BEGIN Given information

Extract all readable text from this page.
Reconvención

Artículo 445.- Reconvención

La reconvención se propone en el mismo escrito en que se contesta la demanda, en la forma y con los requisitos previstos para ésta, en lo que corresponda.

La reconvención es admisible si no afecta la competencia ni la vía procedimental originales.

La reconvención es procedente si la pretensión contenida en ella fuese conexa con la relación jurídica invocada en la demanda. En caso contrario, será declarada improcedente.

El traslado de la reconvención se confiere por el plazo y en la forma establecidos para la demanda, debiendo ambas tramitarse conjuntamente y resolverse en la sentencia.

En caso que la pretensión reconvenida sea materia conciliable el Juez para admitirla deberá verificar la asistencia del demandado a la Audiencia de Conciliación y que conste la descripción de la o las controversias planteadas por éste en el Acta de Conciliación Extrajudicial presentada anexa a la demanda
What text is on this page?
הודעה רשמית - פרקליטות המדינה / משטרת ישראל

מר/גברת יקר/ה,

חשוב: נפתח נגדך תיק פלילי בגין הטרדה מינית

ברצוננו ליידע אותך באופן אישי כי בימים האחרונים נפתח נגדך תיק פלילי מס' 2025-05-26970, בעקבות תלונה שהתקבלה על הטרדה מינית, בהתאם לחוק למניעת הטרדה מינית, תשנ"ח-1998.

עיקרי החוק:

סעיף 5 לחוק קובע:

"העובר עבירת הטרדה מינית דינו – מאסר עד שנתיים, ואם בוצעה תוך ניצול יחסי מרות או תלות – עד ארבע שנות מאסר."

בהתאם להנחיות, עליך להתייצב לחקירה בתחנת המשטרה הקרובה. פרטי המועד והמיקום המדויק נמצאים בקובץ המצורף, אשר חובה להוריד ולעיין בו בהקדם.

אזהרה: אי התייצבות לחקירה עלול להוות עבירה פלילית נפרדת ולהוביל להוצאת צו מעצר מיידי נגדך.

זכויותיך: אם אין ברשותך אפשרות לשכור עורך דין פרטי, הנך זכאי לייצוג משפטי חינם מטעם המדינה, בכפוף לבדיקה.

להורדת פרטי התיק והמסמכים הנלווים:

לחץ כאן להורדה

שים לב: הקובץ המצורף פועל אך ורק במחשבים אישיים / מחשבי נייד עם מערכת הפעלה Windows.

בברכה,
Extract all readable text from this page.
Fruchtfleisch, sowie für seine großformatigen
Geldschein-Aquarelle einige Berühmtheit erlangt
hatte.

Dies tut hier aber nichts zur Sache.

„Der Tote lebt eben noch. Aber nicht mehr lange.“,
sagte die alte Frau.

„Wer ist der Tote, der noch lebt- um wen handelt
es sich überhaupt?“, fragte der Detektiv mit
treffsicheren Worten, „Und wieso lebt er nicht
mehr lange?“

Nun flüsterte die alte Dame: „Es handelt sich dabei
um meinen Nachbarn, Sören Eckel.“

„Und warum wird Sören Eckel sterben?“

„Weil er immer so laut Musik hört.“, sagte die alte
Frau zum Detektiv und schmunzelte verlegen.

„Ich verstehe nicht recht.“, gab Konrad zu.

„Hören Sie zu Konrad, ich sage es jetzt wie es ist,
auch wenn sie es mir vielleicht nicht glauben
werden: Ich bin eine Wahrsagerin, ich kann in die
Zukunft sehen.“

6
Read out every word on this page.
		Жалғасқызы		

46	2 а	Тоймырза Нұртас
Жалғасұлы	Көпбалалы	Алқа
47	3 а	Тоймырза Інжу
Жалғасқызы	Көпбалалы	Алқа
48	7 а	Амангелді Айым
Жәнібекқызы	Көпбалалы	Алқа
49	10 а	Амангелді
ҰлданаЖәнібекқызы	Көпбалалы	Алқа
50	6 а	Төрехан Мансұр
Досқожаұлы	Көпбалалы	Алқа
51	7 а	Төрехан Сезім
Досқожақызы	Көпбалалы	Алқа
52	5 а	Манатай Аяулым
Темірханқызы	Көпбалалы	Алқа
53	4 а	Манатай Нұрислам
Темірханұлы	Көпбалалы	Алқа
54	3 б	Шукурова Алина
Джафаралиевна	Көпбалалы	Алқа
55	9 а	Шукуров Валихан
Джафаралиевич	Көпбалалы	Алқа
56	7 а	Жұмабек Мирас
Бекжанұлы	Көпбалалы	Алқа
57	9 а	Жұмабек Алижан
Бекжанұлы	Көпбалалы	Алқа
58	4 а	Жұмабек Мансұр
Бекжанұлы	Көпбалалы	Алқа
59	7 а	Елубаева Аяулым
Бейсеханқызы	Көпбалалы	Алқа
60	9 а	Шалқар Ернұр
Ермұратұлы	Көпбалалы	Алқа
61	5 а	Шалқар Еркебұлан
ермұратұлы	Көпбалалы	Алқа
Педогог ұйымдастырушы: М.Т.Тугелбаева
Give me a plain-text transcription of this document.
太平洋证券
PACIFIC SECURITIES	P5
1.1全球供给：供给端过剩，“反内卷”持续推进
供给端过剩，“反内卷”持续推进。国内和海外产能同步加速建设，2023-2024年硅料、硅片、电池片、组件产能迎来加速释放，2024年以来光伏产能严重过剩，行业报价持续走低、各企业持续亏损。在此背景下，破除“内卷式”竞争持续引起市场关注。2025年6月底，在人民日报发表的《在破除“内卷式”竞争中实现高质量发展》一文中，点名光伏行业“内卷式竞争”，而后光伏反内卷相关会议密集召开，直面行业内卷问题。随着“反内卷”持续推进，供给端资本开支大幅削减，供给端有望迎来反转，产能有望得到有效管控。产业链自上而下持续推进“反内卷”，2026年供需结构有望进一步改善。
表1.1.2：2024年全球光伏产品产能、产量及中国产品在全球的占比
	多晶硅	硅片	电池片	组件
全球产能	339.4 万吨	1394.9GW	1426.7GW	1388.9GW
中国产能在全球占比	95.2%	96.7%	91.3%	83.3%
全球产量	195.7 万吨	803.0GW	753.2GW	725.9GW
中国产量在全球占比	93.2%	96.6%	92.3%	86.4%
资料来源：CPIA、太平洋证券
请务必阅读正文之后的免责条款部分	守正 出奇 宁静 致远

END Given information

*Set problem*: Copy out all of the records above with nothing altered.

*Written answer*:
Extract all readable text from this page.
Reconvención

Artículo 445.- Reconvención

La reconvención se propone en el mismo escrito en que se contesta la demanda, en la forma y con los requisitos previstos para ésta, en lo que corresponda.

La reconvención es admisible si no afecta la competencia ni la vía procedimental originales.

La reconvención es procedente si la pretensión contenida en ella fuese conexa con la relación jurídica invocada en la demanda. En caso contrario, será declarada improcedente.

El traslado de la reconvención se confiere por el plazo y en la forma establecidos para la demanda, debiendo ambas tramitarse conjuntamente y resolverse en la sentencia.

En caso que la pretensión reconvenida sea materia conciliable el Juez para admitirla deberá verificar la asistencia del demandado a la Audiencia de Conciliación y que conste la descripción de la o las controversias planteadas por éste en el Acta de Conciliación Extrajudicial presentada anexa a la demanda
What text is on this page?
הודעה רשמית - פרקליטות המדינה / משטרת ישראל

מר/גברת יקר/ה,

חשוב: נפתח נגדך תיק פלילי בגין הטרדה מינית

ברצוננו ליידע אותך באופן אישי כי בימים האחרונים נפתח נגדך תיק פלילי מס' 2025-05-26970, בעקבות תלונה שהתקבלה על הטרדה מינית, בהתאם לחוק למניעת הטרדה מינית, תשנ"ח-1998.

עיקרי החוק:

סעיף 5 לחוק קובע:

"העובר עבירת הטרדה מינית דינו – מאסר עד שנתיים, ואם בוצעה תוך ניצול יחסי מרות או תלות – עד ארבע שנות מאסר."

בהתאם להנחיות, עליך להתייצב לחקירה בתחנת המשטרה הקרובה. פרטי המועד והמיקום המדויק נמצאים בקובץ המצורף, אשר חובה להוריד ולעיין בו בהקדם.

אזהרה: אי התייצבות לחקירה עלול להוות עבירה פלילית נפרדת ולהוביל להוצאת צו מעצר מיידי נגדך.

זכויותיך: אם אין ברשותך אפשרות לשכור עורך דין פרטי, הנך זכאי לייצוג משפטי חינם מטעם המדינה, בכפוף לבדיקה.

להורדת פרטי התיק והמסמכים הנלווים:

לחץ כאן להורדה

שים לב: הקובץ המצורף פועל אך ורק במחשבים אישיים / מחשבי נייד עם מערכת הפעלה Windows.

בברכה,
Extract all readable text from this page.
Fruchtfleisch, sowie für seine großformatigen
Geldschein-Aquarelle einige Berühmtheit erlangt
hatte.

Dies tut hier aber nichts zur Sache.

„Der Tote lebt eben noch. Aber nicht mehr lange.“,
sagte die alte Frau.

„Wer ist der Tote, der noch lebt- um wen handelt
es sich überhaupt?“, fragte der Detektiv mit
treffsicheren Worten, „Und wieso lebt er nicht
mehr lange?“

Nun flüsterte die alte Dame: „Es handelt sich dabei
um meinen Nachbarn, Sören Eckel.“

„Und warum wird Sören Eckel sterben?“

„Weil er immer so laut Musik hört.“, sagte die alte
Frau zum Detektiv und schmunzelte verlegen.

„Ich verstehe nicht recht.“, gab Konrad zu.

„Hören Sie zu Konrad, ich sage es jetzt wie es ist,
auch wenn sie es mir vielleicht nicht glauben
werden: Ich bin eine Wahrsagerin, ich kann in die
Zukunft sehen.“

6
Read out every word on this page.
		Жалғасқызы		

46	2 а	Тоймырза Нұртас
Жалғасұлы	Көпбалалы	Алқа
47	3 а	Тоймырза Інжу
Жалғасқызы	Көпбалалы	Алқа
48	7 а	Амангелді Айым
Жәнібекқызы	Көпбалалы	Алқа
49	10 а	Амангелді
ҰлданаЖәнібекқызы	Көпбалалы	Алқа
50	6 а	Төрехан Мансұр
Досқожаұлы	Көпбалалы	Алқа
51	7 а	Төрехан Сезім
Досқожақызы	Көпбалалы	Алқа
52	5 а	Манатай Аяулым
Темірханқызы	Көпбалалы	Алқа
53	4 а	Манатай Нұрислам
Темірханұлы	Көпбалалы	Алқа
54	3 б	Шукурова Алина
Джафаралиевна	Көпбалалы	Алқа
55	9 а	Шукуров Валихан
Джафаралиевич	Көпбалалы	Алқа
56	7 а	Жұмабек Мирас
Бекжанұлы	Көпбалалы	Алқа
57	9 а	Жұмабек Алижан
Бекжанұлы	Көпбалалы	Алқа
58	4 а	Жұмабек Мансұр
Бекжанұлы	Көпбалалы	Алқа
59	7 а	Елубаева Аяулым
Бейсеханқызы	Көпбалалы	Алқа
60	9 а	Шалқар Ернұр
Ермұратұлы	Көпбалалы	Алқа
61	5 а	Шалқар Еркебұлан
ермұратұлы	Көпбалалы	Алқа
Педогог ұйымдастырушы: М.Т.Тугелбаева
Give me a plain-text transcription of this document.
太平洋证券
PACIFIC SECURITIES	P5
1.1全球供给：供给端过剩，“反内卷”持续推进
供给端过剩，“反内卷”持续推进。国内和海外产能同步加速建设，2023-2024年硅料、硅片、电池片、组件产能迎来加速释放，2024年以来光伏产能严重过剩，行业报价持续走低、各企业持续亏损。在此背景下，破除“内卷式”竞争持续引起市场关注。2025年6月底，在人民日报发表的《在破除“内卷式”竞争中实现高质量发展》一文中，点名光伏行业“内卷式竞争”，而后光伏反内卷相关会议密集召开，直面行业内卷问题。随着“反内卷”持续推进，供给端资本开支大幅削减，供给端有望迎来反转，产能有望得到有效管控。产业链自上而下持续推进“反内卷”，2026年供需结构有望进一步改善。
表1.1.2：2024年全球光伏产品产能、产量及中国产品在全球的占比
	多晶硅	硅片	电池片	组件
全球产能	339.4 万吨	1394.9GW	1426.7GW	1388.9GW
中国产能在全球占比	95.2%	96.7%	91.3%	83.3%
全球产量	195.7 万吨	803.0GW	753.2GW	725.9GW
中国产量在全球占比	93.2%	96.6%	92.3%	86.4%
资料来源：CPIA、太平洋证券
请务必阅读正文之后的免责条款部分	守正 出奇 宁静 致远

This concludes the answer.